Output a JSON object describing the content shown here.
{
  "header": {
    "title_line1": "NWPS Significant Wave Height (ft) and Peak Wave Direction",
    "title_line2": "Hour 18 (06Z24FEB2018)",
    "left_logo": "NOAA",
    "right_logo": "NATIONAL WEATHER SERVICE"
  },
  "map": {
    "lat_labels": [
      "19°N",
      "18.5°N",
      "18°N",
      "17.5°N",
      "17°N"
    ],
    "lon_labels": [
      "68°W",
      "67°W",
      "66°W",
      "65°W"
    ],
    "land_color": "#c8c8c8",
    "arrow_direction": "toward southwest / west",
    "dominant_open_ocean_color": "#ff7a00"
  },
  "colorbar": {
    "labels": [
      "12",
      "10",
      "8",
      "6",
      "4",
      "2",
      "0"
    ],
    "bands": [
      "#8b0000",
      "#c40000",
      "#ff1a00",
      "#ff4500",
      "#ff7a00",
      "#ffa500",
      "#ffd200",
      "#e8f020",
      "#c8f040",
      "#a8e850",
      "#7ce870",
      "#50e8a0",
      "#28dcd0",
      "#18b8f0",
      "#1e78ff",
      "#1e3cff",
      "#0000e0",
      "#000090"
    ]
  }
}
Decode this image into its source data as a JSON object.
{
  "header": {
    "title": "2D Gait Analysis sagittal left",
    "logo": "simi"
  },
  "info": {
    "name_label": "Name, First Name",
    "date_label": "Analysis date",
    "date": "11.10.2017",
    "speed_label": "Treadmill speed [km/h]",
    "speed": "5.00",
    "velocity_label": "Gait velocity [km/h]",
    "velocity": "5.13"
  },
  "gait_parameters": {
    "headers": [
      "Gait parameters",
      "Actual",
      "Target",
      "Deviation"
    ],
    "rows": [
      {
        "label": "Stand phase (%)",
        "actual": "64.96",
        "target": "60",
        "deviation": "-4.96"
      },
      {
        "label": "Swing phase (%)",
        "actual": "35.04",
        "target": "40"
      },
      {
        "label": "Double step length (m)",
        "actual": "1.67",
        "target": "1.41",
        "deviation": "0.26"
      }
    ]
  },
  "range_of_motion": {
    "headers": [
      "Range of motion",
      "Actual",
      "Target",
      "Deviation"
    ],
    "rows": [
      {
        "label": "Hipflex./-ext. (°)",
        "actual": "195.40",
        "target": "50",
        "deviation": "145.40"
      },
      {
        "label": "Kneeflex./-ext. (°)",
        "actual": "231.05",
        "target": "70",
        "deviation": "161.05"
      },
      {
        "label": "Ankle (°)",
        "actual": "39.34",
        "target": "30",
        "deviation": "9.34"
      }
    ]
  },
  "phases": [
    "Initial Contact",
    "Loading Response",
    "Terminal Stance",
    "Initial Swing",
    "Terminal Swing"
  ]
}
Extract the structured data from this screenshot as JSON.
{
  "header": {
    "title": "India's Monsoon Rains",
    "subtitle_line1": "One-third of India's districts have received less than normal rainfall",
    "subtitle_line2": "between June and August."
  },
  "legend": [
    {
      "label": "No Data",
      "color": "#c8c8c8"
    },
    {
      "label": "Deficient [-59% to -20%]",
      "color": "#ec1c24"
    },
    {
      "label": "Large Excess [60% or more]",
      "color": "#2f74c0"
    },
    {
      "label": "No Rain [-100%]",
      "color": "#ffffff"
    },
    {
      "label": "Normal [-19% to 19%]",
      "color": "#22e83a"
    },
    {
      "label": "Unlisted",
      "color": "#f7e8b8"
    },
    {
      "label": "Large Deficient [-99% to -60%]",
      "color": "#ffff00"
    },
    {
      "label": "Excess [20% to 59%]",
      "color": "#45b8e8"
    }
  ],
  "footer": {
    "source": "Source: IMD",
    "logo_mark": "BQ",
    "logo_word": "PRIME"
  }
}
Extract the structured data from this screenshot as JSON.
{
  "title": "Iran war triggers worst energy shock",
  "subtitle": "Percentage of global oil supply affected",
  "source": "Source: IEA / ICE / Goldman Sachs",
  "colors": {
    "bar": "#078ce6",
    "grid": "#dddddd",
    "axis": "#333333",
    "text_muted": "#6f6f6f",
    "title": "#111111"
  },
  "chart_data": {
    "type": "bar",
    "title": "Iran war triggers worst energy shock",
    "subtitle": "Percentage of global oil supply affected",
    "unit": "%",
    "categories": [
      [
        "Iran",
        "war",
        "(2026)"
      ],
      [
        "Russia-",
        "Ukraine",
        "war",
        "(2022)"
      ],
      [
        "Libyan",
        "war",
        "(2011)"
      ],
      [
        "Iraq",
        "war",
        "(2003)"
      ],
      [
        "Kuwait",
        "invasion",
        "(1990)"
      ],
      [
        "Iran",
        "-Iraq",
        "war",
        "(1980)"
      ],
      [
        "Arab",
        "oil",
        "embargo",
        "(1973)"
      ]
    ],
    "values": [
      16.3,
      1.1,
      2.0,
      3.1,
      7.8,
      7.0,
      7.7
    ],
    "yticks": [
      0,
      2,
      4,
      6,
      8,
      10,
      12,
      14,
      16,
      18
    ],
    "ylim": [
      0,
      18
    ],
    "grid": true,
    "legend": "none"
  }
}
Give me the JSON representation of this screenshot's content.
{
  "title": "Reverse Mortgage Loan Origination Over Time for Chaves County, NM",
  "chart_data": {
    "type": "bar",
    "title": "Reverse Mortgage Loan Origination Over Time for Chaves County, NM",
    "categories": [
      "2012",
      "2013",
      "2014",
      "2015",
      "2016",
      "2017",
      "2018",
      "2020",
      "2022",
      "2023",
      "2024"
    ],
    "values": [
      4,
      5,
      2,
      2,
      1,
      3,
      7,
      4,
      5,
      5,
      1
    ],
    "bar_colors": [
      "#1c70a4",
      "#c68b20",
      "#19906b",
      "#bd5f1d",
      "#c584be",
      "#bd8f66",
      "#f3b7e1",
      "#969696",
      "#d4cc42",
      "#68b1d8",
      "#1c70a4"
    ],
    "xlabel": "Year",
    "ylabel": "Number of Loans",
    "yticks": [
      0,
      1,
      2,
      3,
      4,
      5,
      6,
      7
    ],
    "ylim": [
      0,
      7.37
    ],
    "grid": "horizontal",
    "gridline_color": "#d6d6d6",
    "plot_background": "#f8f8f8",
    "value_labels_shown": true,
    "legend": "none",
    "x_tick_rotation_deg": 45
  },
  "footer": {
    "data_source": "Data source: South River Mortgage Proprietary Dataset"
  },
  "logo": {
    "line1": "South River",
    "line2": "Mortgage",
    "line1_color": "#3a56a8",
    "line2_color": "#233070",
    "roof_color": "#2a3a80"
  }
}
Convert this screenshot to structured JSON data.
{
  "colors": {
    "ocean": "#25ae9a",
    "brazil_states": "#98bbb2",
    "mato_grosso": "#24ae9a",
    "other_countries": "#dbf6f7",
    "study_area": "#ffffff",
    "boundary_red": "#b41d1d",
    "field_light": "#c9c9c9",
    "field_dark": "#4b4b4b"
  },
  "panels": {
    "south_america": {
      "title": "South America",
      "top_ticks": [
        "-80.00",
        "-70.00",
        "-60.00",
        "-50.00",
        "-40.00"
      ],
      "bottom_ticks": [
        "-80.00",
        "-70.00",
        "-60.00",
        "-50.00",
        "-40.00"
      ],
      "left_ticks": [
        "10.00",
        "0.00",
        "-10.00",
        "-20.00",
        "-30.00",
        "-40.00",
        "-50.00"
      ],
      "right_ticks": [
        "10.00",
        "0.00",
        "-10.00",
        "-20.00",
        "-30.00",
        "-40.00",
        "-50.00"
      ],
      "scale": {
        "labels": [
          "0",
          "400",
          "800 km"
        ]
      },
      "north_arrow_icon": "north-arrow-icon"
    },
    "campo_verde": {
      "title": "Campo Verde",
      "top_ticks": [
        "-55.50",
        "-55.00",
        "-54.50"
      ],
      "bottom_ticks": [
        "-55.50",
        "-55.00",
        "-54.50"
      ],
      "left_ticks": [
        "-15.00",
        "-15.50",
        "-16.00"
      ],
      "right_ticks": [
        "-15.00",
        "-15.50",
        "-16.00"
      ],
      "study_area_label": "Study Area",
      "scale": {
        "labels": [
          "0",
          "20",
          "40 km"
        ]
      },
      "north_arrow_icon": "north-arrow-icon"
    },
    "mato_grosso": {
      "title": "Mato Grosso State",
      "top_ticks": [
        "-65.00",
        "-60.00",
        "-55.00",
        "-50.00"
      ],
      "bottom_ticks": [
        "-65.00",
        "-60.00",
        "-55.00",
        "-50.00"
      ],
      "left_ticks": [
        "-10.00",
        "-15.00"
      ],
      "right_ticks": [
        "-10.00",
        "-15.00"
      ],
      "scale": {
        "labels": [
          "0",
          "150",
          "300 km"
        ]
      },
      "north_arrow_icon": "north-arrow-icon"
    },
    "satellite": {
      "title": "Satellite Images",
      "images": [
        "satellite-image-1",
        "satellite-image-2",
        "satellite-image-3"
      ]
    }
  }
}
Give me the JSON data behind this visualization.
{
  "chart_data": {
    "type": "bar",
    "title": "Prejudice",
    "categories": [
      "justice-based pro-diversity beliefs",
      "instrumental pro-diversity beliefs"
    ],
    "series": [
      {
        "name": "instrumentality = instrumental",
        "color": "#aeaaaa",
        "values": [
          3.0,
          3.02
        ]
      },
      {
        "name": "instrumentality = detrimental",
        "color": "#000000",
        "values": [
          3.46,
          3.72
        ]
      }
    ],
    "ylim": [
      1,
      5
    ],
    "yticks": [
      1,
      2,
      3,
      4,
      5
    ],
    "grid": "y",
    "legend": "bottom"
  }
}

┄┄┄┄┄┄┄┄┄┄┄┄┄┄┄┄┄┄┄┄

### WRITTEN TASK
State how many lines in the entries above include the word "Mortgage"; reply with the number alone.

### RESULT
4